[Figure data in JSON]
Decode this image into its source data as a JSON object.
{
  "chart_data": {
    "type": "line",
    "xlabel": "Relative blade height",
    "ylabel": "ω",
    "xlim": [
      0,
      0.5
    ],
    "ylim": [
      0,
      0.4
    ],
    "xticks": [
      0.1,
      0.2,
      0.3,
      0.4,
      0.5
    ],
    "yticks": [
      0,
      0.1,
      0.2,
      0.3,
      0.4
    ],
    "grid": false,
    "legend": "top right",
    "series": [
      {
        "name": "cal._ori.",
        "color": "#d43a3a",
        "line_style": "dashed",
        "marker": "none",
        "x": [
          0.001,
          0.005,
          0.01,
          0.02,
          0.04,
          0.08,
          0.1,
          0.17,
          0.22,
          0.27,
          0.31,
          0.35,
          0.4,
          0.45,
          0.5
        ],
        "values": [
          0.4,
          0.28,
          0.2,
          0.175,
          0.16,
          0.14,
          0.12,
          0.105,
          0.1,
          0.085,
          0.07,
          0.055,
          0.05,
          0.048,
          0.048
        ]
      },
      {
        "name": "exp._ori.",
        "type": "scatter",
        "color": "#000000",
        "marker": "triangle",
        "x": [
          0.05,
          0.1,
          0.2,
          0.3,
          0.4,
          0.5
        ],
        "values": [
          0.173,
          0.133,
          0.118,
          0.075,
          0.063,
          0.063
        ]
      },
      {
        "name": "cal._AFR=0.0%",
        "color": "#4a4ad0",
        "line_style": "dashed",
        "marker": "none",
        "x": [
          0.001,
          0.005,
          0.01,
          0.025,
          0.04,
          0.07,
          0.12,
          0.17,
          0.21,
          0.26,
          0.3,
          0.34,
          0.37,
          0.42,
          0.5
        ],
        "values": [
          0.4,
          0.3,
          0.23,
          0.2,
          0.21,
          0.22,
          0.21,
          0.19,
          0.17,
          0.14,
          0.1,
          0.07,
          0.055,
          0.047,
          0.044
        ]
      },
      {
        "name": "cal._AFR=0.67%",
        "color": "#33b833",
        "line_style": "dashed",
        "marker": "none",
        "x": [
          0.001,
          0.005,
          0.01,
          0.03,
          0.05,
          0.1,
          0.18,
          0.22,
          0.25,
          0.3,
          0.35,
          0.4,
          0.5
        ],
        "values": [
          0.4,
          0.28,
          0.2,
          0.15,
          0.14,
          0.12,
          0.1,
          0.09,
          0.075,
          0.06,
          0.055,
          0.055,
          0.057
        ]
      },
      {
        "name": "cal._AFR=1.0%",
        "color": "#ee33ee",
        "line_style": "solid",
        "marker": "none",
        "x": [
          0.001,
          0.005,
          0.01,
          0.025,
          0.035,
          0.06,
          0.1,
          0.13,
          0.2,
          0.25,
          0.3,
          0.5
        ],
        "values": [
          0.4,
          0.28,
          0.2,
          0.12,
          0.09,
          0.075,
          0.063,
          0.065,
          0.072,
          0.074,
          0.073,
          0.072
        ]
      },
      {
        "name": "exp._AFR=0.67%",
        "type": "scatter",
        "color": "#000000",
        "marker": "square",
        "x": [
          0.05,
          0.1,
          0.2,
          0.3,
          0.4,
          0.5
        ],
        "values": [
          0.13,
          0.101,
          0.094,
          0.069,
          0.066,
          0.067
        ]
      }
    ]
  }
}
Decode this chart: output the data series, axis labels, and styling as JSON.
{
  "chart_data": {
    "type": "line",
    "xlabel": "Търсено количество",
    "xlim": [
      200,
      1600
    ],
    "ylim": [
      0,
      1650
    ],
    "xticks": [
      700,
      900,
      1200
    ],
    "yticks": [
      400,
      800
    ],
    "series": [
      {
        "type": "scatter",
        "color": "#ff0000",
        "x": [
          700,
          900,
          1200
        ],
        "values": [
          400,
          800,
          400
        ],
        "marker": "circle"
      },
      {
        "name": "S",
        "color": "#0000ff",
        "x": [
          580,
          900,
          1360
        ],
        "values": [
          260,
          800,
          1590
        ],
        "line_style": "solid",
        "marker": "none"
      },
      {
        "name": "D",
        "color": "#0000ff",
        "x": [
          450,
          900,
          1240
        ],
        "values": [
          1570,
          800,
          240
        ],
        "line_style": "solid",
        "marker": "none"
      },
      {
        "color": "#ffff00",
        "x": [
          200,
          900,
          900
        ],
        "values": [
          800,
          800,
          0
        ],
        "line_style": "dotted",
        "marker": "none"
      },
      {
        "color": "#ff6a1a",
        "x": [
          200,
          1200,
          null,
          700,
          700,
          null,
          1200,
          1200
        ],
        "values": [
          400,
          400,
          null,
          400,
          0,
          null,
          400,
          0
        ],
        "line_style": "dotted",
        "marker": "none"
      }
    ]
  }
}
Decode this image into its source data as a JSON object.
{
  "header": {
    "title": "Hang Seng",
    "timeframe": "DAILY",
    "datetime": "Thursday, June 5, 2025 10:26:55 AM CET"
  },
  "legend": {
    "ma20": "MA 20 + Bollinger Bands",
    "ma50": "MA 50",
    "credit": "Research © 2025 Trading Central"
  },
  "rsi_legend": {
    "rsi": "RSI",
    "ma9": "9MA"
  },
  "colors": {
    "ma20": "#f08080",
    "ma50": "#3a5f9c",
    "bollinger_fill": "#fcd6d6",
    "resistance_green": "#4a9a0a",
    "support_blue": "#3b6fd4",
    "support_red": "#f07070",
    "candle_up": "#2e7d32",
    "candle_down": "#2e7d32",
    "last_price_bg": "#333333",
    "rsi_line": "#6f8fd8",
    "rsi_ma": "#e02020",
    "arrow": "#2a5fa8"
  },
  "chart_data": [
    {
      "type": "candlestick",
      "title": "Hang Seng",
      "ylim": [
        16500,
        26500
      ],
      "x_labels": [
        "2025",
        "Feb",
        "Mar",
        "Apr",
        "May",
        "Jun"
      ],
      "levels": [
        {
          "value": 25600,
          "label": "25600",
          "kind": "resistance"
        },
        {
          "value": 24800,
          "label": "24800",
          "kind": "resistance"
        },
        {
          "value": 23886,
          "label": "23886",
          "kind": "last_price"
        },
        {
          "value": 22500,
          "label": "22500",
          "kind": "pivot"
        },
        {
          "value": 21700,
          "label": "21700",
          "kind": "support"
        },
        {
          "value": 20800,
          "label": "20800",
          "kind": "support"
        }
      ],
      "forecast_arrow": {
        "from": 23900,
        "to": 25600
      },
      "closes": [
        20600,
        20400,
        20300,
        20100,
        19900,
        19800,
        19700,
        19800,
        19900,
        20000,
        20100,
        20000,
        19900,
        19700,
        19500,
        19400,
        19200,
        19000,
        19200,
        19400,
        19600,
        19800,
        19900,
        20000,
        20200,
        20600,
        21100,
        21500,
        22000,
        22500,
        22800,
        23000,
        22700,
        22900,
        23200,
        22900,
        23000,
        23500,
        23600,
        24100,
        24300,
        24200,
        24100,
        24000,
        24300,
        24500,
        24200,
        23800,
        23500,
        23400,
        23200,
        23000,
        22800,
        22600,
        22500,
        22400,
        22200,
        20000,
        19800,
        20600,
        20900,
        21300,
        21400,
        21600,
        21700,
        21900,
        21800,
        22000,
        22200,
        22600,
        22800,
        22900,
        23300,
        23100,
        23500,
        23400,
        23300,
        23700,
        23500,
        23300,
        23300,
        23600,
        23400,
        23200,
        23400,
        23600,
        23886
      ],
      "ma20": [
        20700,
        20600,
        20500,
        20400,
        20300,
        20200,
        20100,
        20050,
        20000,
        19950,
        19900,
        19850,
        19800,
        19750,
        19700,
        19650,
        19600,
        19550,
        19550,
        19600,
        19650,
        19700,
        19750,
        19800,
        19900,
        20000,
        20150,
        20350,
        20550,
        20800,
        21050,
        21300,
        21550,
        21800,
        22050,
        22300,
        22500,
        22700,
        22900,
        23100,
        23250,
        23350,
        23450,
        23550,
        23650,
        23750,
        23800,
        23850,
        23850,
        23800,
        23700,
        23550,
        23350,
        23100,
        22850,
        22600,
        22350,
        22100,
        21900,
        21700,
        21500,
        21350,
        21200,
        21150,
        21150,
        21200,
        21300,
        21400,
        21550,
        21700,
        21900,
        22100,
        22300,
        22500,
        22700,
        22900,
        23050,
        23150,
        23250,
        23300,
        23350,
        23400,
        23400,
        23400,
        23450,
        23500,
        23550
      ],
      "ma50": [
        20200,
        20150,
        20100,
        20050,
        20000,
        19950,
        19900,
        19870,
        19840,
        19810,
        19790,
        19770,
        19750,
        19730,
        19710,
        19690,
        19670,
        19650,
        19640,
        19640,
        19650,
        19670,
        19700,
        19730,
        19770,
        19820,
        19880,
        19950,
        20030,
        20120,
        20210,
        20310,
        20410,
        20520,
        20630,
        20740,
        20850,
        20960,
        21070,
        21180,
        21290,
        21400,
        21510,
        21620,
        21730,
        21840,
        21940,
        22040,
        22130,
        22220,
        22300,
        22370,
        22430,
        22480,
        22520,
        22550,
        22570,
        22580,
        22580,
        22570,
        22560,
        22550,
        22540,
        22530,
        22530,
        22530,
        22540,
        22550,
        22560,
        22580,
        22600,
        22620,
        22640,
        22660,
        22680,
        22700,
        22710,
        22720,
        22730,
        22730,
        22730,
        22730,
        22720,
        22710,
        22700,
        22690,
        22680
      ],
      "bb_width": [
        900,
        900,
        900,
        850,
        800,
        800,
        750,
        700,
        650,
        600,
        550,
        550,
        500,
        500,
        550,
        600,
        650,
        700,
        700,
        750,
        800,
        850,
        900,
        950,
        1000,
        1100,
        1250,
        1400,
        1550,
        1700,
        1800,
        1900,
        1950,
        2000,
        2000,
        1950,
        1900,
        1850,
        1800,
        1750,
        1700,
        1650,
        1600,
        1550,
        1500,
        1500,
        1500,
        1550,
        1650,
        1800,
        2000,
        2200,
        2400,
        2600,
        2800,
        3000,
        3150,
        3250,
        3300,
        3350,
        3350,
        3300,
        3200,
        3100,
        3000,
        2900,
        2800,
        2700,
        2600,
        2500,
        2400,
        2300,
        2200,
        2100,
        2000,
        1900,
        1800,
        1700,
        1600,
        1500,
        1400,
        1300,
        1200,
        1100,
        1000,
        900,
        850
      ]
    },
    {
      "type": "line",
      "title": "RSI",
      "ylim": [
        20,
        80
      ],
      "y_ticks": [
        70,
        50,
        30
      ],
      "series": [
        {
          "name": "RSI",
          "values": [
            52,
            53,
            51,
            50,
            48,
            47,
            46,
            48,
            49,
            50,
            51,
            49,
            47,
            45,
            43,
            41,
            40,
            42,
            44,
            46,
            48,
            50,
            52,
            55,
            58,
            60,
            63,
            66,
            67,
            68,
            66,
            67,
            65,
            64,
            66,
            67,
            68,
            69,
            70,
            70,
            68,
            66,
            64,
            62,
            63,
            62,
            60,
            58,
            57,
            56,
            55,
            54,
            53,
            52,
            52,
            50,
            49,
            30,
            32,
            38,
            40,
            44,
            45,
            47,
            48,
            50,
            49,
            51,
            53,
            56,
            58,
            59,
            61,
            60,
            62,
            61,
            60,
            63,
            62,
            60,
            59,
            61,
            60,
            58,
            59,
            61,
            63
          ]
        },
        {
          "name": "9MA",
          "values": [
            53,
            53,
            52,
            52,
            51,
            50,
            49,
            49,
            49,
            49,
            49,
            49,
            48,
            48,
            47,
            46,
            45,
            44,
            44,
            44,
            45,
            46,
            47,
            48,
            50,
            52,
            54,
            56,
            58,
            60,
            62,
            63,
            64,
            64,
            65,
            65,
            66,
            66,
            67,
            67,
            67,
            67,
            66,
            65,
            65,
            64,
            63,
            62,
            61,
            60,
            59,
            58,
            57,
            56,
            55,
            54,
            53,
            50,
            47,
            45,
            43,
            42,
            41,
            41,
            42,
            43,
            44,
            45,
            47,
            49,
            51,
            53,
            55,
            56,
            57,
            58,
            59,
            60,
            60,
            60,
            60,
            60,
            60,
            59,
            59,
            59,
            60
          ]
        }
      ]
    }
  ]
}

Your instructions: Go through the entries and return each line where the word "xlabel" appears.

Solution to this exercise:
    "xlabel": "Relative blade height",
    "xlabel": "Търсено количество",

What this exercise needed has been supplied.